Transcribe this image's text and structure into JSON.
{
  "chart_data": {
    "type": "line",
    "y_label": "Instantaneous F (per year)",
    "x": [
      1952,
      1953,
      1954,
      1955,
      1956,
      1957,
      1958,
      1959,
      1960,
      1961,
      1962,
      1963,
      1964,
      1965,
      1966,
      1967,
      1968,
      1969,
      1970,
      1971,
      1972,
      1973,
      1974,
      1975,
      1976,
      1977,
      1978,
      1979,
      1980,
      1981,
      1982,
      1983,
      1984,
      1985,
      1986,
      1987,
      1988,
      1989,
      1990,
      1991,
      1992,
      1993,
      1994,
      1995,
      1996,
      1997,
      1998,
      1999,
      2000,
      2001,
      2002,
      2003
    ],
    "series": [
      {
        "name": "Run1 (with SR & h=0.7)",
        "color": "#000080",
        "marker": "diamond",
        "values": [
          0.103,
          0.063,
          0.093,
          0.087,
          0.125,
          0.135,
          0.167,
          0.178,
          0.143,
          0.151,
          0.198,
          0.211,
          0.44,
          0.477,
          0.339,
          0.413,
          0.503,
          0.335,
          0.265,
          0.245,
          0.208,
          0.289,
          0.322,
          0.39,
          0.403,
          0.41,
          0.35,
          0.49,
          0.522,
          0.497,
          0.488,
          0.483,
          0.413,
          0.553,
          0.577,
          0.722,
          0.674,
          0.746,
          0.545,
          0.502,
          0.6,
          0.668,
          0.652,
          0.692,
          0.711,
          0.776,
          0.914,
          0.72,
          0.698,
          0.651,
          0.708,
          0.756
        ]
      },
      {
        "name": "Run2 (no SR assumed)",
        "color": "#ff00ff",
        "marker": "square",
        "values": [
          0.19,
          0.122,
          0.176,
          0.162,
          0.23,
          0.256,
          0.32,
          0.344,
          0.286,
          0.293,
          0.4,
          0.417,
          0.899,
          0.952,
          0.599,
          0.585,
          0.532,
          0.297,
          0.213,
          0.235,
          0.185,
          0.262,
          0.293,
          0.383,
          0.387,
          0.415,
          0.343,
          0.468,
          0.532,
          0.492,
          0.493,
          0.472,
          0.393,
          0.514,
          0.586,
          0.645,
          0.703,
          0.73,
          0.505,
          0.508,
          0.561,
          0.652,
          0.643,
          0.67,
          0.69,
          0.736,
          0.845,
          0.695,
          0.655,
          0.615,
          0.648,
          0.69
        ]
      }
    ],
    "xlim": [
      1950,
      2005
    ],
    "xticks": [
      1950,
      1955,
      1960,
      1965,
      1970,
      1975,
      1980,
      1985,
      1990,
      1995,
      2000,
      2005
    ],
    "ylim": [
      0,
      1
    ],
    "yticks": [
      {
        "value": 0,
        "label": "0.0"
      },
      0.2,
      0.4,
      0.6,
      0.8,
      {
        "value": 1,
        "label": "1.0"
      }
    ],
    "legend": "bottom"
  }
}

- [Exercise aim]: Say how many lines above contain the string "name". Answer with the number only.

- [Response to this exercise]: 2